Extract the text of each entry below exactly, leaving every image behind.

(Data listing)
● ● ● ● ● ● ●
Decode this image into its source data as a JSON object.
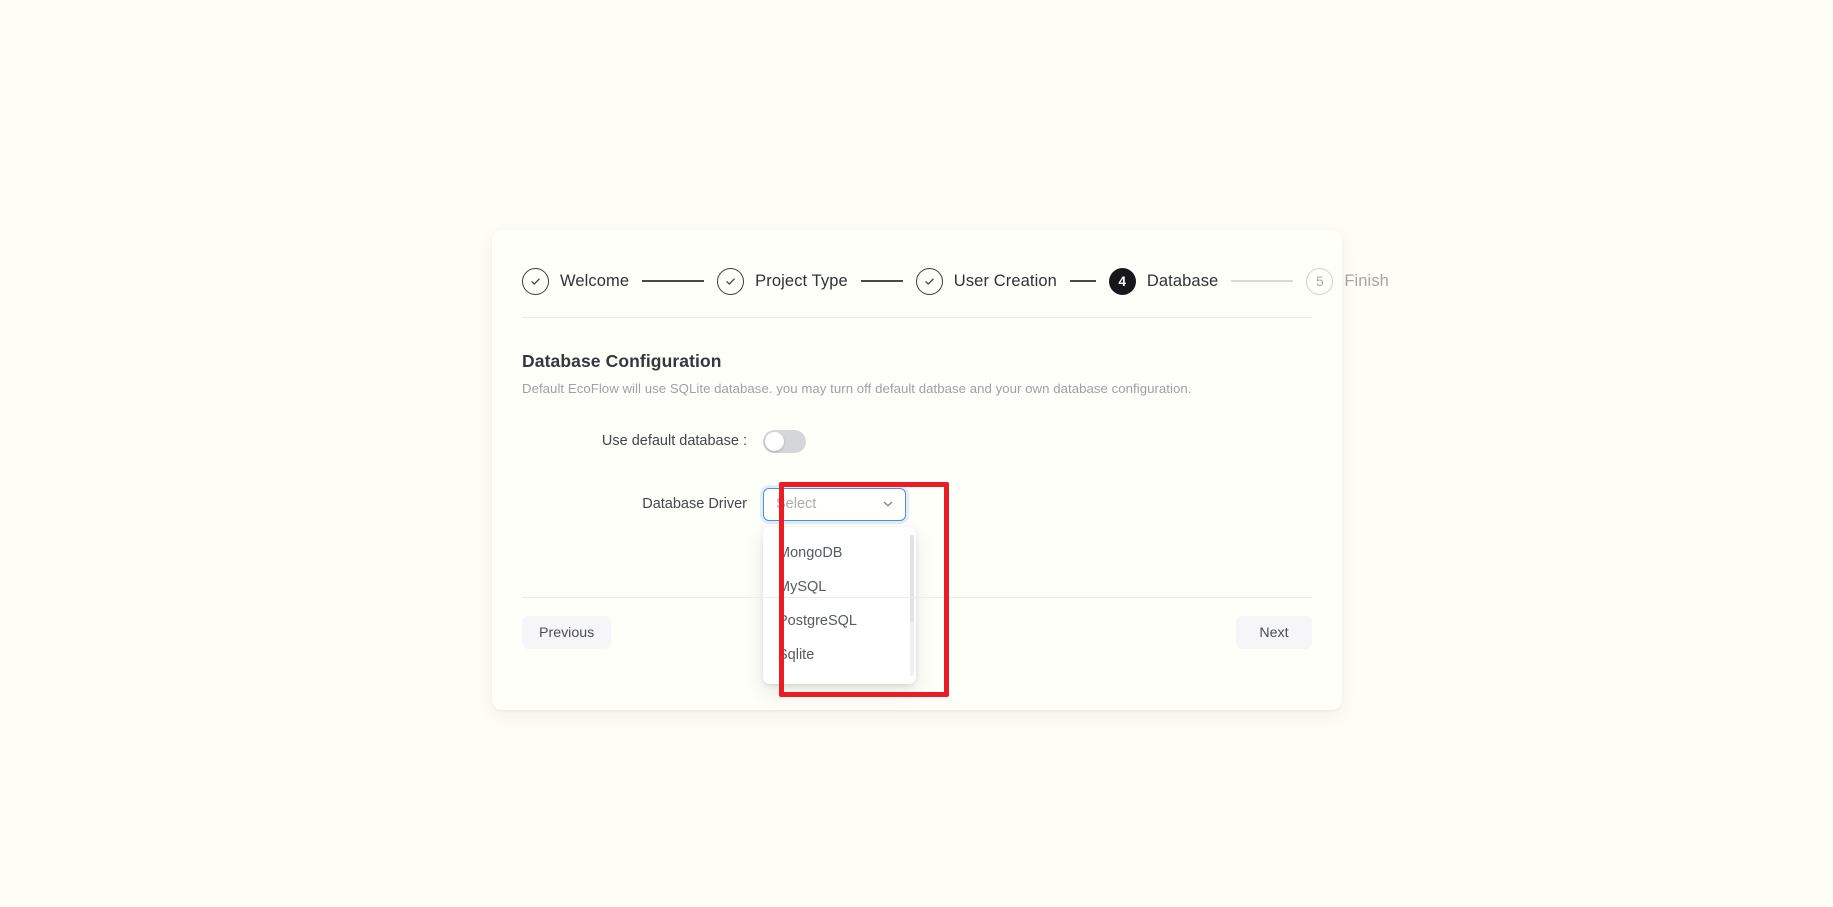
{
  "page": {
    "background_color": "#fdfdf5",
    "card_background_color": "#fffffa"
  },
  "stepper": {
    "steps": [
      {
        "index": "1",
        "label": "Welcome",
        "state": "done",
        "marker": "check-icon"
      },
      {
        "index": "2",
        "label": "Project Type",
        "state": "done",
        "marker": "check-icon"
      },
      {
        "index": "3",
        "label": "User Creation",
        "state": "done",
        "marker": "check-icon"
      },
      {
        "index": "4",
        "label": "Database",
        "state": "current",
        "marker": "4"
      },
      {
        "index": "5",
        "label": "Finish",
        "state": "pending",
        "marker": "5"
      }
    ],
    "current_step_number": "4",
    "current_badge_color": "#18181b"
  },
  "section": {
    "title": "Database Configuration",
    "description": "Default EcoFlow will use SQLite database. you may turn off default datbase and your own database configuration."
  },
  "form": {
    "default_database": {
      "label": "Use default database :",
      "enabled": false,
      "track_color": "#d5d6d8"
    },
    "database_driver": {
      "label": "Database Driver",
      "selected_value": "",
      "placeholder": "Select",
      "expanded": true,
      "focus_color": "#4a90e2",
      "options": [
        "MongoDB",
        "MySQL",
        "PostgreSQL",
        "Sqlite"
      ]
    }
  },
  "footer": {
    "previous_label": "Previous",
    "next_label": "Next"
  },
  "annotation": {
    "highlight_color": "#ec1c24"
  }
}
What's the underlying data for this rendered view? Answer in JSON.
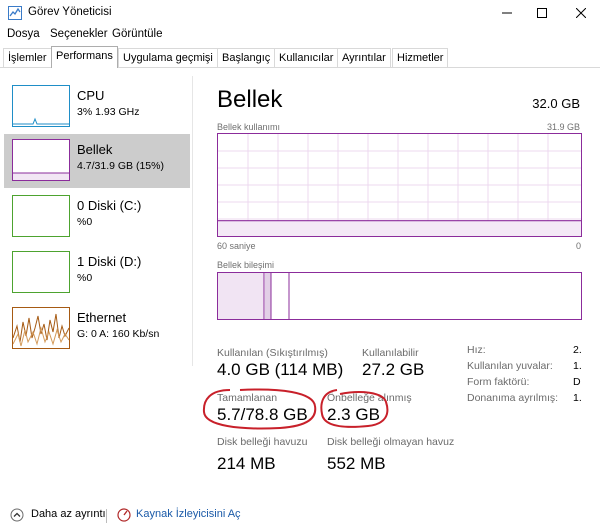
{
  "window": {
    "title": "Görev Yöneticisi"
  },
  "menu": [
    "Dosya",
    "Seçenekler",
    "Görüntüle"
  ],
  "tabs": [
    "İşlemler",
    "Performans",
    "Uygulama geçmişi",
    "Başlangıç",
    "Kullanıcılar",
    "Ayrıntılar",
    "Hizmetler"
  ],
  "sidebar": [
    {
      "title": "CPU",
      "sub": "3% 1.93 GHz",
      "color": "#1f8ec7"
    },
    {
      "title": "Bellek",
      "sub": "4.7/31.9 GB (15%)",
      "color": "#8b2c9b"
    },
    {
      "title": "0 Diski (C:)",
      "sub": "%0",
      "color": "#4da32f"
    },
    {
      "title": "1 Diski (D:)",
      "sub": "%0",
      "color": "#4da32f"
    },
    {
      "title": "Ethernet",
      "sub": "G: 0 A: 160 Kb/sn",
      "color": "#a65a13"
    }
  ],
  "memory": {
    "title": "Bellek",
    "total": "32.0 GB",
    "usage_label": "Bellek kullanımı",
    "usage_max": "31.9 GB",
    "axis_left": "60 saniye",
    "axis_right": "0",
    "usage_level": 0.15,
    "composition_label": "Bellek bileşimi",
    "stats": {
      "in_use_label": "Kullanılan (Sıkıştırılmış)",
      "in_use_value": "4.0 GB (114 MB)",
      "available_label": "Kullanılabilir",
      "available_value": "27.2 GB",
      "committed_label": "Tamamlanan",
      "committed_value": "5.7/78.8 GB",
      "cached_label": "Önbelleğe alınmış",
      "cached_value": "2.3 GB",
      "paged_pool_label": "Disk belleği havuzu",
      "paged_pool_value": "214 MB",
      "nonpaged_pool_label": "Disk belleği olmayan havuz",
      "nonpaged_pool_value": "552 MB"
    },
    "details": [
      {
        "label": "Hız:",
        "value": "2."
      },
      {
        "label": "Kullanılan yuvalar:",
        "value": "1."
      },
      {
        "label": "Form faktörü:",
        "value": "D"
      },
      {
        "label": "Donanıma ayrılmış:",
        "value": "1."
      }
    ]
  },
  "footer": {
    "fewer_details": "Daha az ayrıntı",
    "resource_monitor": "Kaynak İzleyicisini Aç"
  },
  "annotation_color": "#c8202a"
}
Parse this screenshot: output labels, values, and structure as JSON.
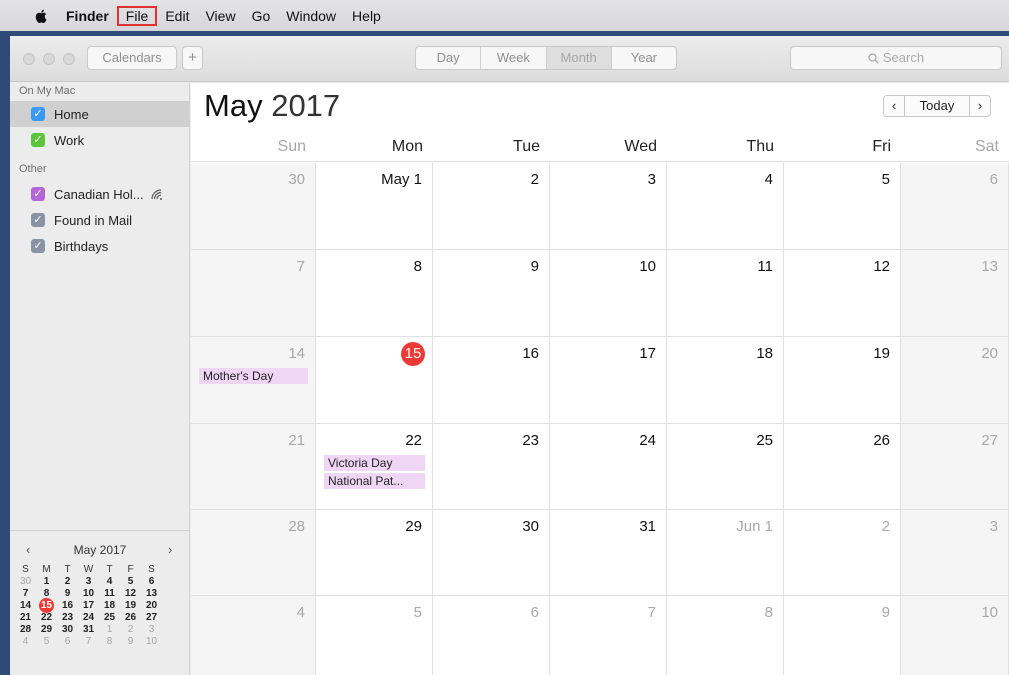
{
  "menubar": {
    "apple_icon": "apple-logo-icon",
    "items": [
      "Finder",
      "File",
      "Edit",
      "View",
      "Go",
      "Window",
      "Help"
    ]
  },
  "toolbar": {
    "calendars_label": "Calendars",
    "add_label": "+",
    "views": [
      "Day",
      "Week",
      "Month",
      "Year"
    ],
    "selected_view": "Month",
    "search_placeholder": "Search"
  },
  "sidebar": {
    "sections": [
      {
        "label": "On My Mac",
        "items": [
          {
            "label": "Home",
            "color": "#3b99f2",
            "checked": true,
            "selected": true
          },
          {
            "label": "Work",
            "color": "#5ac43d",
            "checked": true
          }
        ]
      },
      {
        "label": "Other",
        "items": [
          {
            "label": "Canadian Hol...",
            "color": "#b366d6",
            "checked": true,
            "icon": "broadcast-icon"
          },
          {
            "label": "Found in Mail",
            "color": "#8a93a3",
            "checked": true
          },
          {
            "label": "Birthdays",
            "color": "#8a93a3",
            "checked": true
          }
        ]
      }
    ]
  },
  "mini_calendar": {
    "title": "May 2017",
    "prev": "‹",
    "next": "›",
    "weekdays": [
      "S",
      "M",
      "T",
      "W",
      "T",
      "F",
      "S"
    ],
    "weeks": [
      [
        "30",
        "1",
        "2",
        "3",
        "4",
        "5",
        "6"
      ],
      [
        "7",
        "8",
        "9",
        "10",
        "11",
        "12",
        "13"
      ],
      [
        "14",
        "15",
        "16",
        "17",
        "18",
        "19",
        "20"
      ],
      [
        "21",
        "22",
        "23",
        "24",
        "25",
        "26",
        "27"
      ],
      [
        "28",
        "29",
        "30",
        "31",
        "1",
        "2",
        "3"
      ],
      [
        "4",
        "5",
        "6",
        "7",
        "8",
        "9",
        "10"
      ]
    ],
    "today": "15"
  },
  "main": {
    "month": "May",
    "year": "2017",
    "nav": {
      "prev": "‹",
      "today": "Today",
      "next": "›"
    },
    "weekdays": [
      "Sun",
      "Mon",
      "Tue",
      "Wed",
      "Thu",
      "Fri",
      "Sat"
    ],
    "weeks": [
      [
        "30",
        "May 1",
        "2",
        "3",
        "4",
        "5",
        "6"
      ],
      [
        "7",
        "8",
        "9",
        "10",
        "11",
        "12",
        "13"
      ],
      [
        "14",
        "15",
        "16",
        "17",
        "18",
        "19",
        "20"
      ],
      [
        "21",
        "22",
        "23",
        "24",
        "25",
        "26",
        "27"
      ],
      [
        "28",
        "29",
        "30",
        "31",
        "Jun 1",
        "2",
        "3"
      ],
      [
        "4",
        "5",
        "6",
        "7",
        "8",
        "9",
        "10"
      ]
    ],
    "today": "15",
    "events": [
      {
        "week": 2,
        "day": 0,
        "label": "Mother's Day"
      },
      {
        "week": 3,
        "day": 1,
        "label": "Victoria Day"
      },
      {
        "week": 3,
        "day": 1,
        "label": "National Pat..."
      }
    ],
    "event_color": "#efd6f4",
    "today_color": "#ee3a35"
  }
}
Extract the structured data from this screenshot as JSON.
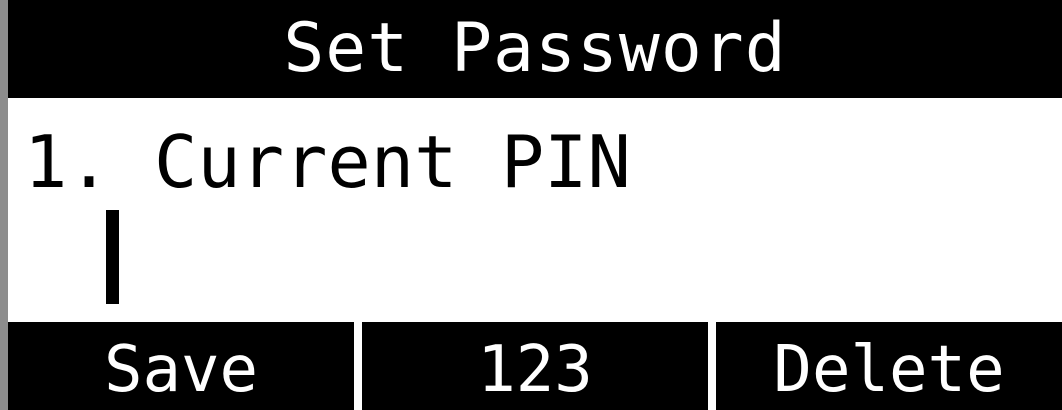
{
  "screen": {
    "title": "Set Password",
    "field": {
      "label": "1. Current PIN",
      "value": ""
    },
    "softkeys": [
      {
        "label": "Save"
      },
      {
        "label": "123"
      },
      {
        "label": "Delete"
      }
    ]
  },
  "colors": {
    "background": "#ffffff",
    "bar": "#000000",
    "bar_text": "#ffffff",
    "left_edge": "#8d8d8d"
  }
}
● ● ● ● ● ● ●
_RESPONSE TO THE TASK_
Decode this image into its source data as a JSON object.
{
  "page": {
    "background_color": "#fdfdf5",
    "card_background_color": "#fffffa"
  },
  "stepper": {
    "steps": [
      {
        "index": "1",
        "label": "Welcome",
        "state": "done",
        "marker": "check-icon"
      },
      {
        "index": "2",
        "label": "Project Type",
        "state": "done",
        "marker": "check-icon"
      },
      {
        "index": "3",
        "label": "User Creation",
        "state": "done",
        "marker": "check-icon"
      },
      {
        "index": "4",
        "label": "Database",
        "state": "current",
        "marker": "4"
      },
      {
        "index": "5",
        "label": "Finish",
        "state": "pending",
        "marker": "5"
      }
    ],
    "current_step_number": "4",
    "current_badge_color": "#18181b"
  },
  "section": {
    "title": "Database Configuration",
    "description": "Default EcoFlow will use SQLite database. you may turn off default datbase and your own database configuration."
  },
  "form": {
    "default_database": {
      "label": "Use default database :",
      "enabled": false,
      "track_color": "#d5d6d8"
    },
    "database_driver": {
      "label": "Database Driver",
      "selected_value": "",
      "placeholder": "Select",
      "expanded": true,
      "focus_color": "#4a90e2",
      "options": [
        "MongoDB",
        "MySQL",
        "PostgreSQL",
        "Sqlite"
      ]
    }
  },
  "footer": {
    "previous_label": "Previous",
    "next_label": "Next"
  },
  "annotation": {
    "highlight_color": "#ec1c24"
  }
}
What's the underlying data for this rendered view? Answer in JSON.
{
  "window": {
    "title": "Görev Yöneticisi"
  },
  "menu": [
    "Dosya",
    "Seçenekler",
    "Görüntüle"
  ],
  "tabs": [
    "İşlemler",
    "Performans",
    "Uygulama geçmişi",
    "Başlangıç",
    "Kullanıcılar",
    "Ayrıntılar",
    "Hizmetler"
  ],
  "sidebar": [
    {
      "title": "CPU",
      "sub": "3% 1.93 GHz",
      "color": "#1f8ec7"
    },
    {
      "title": "Bellek",
      "sub": "4.7/31.9 GB (15%)",
      "color": "#8b2c9b"
    },
    {
      "title": "0 Diski (C:)",
      "sub": "%0",
      "color": "#4da32f"
    },
    {
      "title": "1 Diski (D:)",
      "sub": "%0",
      "color": "#4da32f"
    },
    {
      "title": "Ethernet",
      "sub": "G: 0 A: 160 Kb/sn",
      "color": "#a65a13"
    }
  ],
  "memory": {
    "title": "Bellek",
    "total": "32.0 GB",
    "usage_label": "Bellek kullanımı",
    "usage_max": "31.9 GB",
    "axis_left": "60 saniye",
    "axis_right": "0",
    "usage_level": 0.15,
    "composition_label": "Bellek bileşimi",
    "stats": {
      "in_use_label": "Kullanılan (Sıkıştırılmış)",
      "in_use_value": "4.0 GB (114 MB)",
      "available_label": "Kullanılabilir",
      "available_value": "27.2 GB",
      "committed_label": "Tamamlanan",
      "committed_value": "5.7/78.8 GB",
      "cached_label": "Önbelleğe alınmış",
      "cached_value": "2.3 GB",
      "paged_pool_label": "Disk belleği havuzu",
      "paged_pool_value": "214 MB",
      "nonpaged_pool_label": "Disk belleği olmayan havuz",
      "nonpaged_pool_value": "552 MB"
    },
    "details": [
      {
        "label": "Hız:",
        "value": "2."
      },
      {
        "label": "Kullanılan yuvalar:",
        "value": "1."
      },
      {
        "label": "Form faktörü:",
        "value": "D"
      },
      {
        "label": "Donanıma ayrılmış:",
        "value": "1."
      }
    ]
  },
  "footer": {
    "fewer_details": "Daha az ayrıntı",
    "resource_monitor": "Kaynak İzleyicisini Aç"
  },
  "annotation_color": "#c8202a"
}
Parse this screenshot: output labels, values, and structure as JSON.
{
  "menubar": {
    "apple_icon": "apple-logo-icon",
    "items": [
      "Finder",
      "File",
      "Edit",
      "View",
      "Go",
      "Window",
      "Help"
    ]
  },
  "toolbar": {
    "calendars_label": "Calendars",
    "add_label": "+",
    "views": [
      "Day",
      "Week",
      "Month",
      "Year"
    ],
    "selected_view": "Month",
    "search_placeholder": "Search"
  },
  "sidebar": {
    "sections": [
      {
        "label": "On My Mac",
        "items": [
          {
            "label": "Home",
            "color": "#3b99f2",
            "checked": true,
            "selected": true
          },
          {
            "label": "Work",
            "color": "#5ac43d",
            "checked": true
          }
        ]
      },
      {
        "label": "Other",
        "items": [
          {
            "label": "Canadian Hol...",
            "color": "#b366d6",
            "checked": true,
            "icon": "broadcast-icon"
          },
          {
            "label": "Found in Mail",
            "color": "#8a93a3",
            "checked": true
          },
          {
            "label": "Birthdays",
            "color": "#8a93a3",
            "checked": true
          }
        ]
      }
    ]
  },
  "mini_calendar": {
    "title": "May 2017",
    "prev": "‹",
    "next": "›",
    "weekdays": [
      "S",
      "M",
      "T",
      "W",
      "T",
      "F",
      "S"
    ],
    "weeks": [
      [
        "30",
        "1",
        "2",
        "3",
        "4",
        "5",
        "6"
      ],
      [
        "7",
        "8",
        "9",
        "10",
        "11",
        "12",
        "13"
      ],
      [
        "14",
        "15",
        "16",
        "17",
        "18",
        "19",
        "20"
      ],
      [
        "21",
        "22",
        "23",
        "24",
        "25",
        "26",
        "27"
      ],
      [
        "28",
        "29",
        "30",
        "31",
        "1",
        "2",
        "3"
      ],
      [
        "4",
        "5",
        "6",
        "7",
        "8",
        "9",
        "10"
      ]
    ],
    "today": "15"
  },
  "main": {
    "month": "May",
    "year": "2017",
    "nav": {
      "prev": "‹",
      "today": "Today",
      "next": "›"
    },
    "weekdays": [
      "Sun",
      "Mon",
      "Tue",
      "Wed",
      "Thu",
      "Fri",
      "Sat"
    ],
    "weeks": [
      [
        "30",
        "May 1",
        "2",
        "3",
        "4",
        "5",
        "6"
      ],
      [
        "7",
        "8",
        "9",
        "10",
        "11",
        "12",
        "13"
      ],
      [
        "14",
        "15",
        "16",
        "17",
        "18",
        "19",
        "20"
      ],
      [
        "21",
        "22",
        "23",
        "24",
        "25",
        "26",
        "27"
      ],
      [
        "28",
        "29",
        "30",
        "31",
        "Jun 1",
        "2",
        "3"
      ],
      [
        "4",
        "5",
        "6",
        "7",
        "8",
        "9",
        "10"
      ]
    ],
    "today": "15",
    "events": [
      {
        "week": 2,
        "day": 0,
        "label": "Mother's Day"
      },
      {
        "week": 3,
        "day": 1,
        "label": "Victoria Day"
      },
      {
        "week": 3,
        "day": 1,
        "label": "National Pat..."
      }
    ],
    "event_color": "#efd6f4",
    "today_color": "#ee3a35"
  }
}
Extract the structured data from this screenshot as JSON.
{
  "screen": {
    "title": "Set Password",
    "field": {
      "label": "1. Current PIN",
      "value": ""
    },
    "softkeys": [
      {
        "label": "Save"
      },
      {
        "label": "123"
      },
      {
        "label": "Delete"
      }
    ]
  },
  "colors": {
    "background": "#ffffff",
    "bar": "#000000",
    "bar_text": "#ffffff",
    "left_edge": "#8d8d8d"
  }
}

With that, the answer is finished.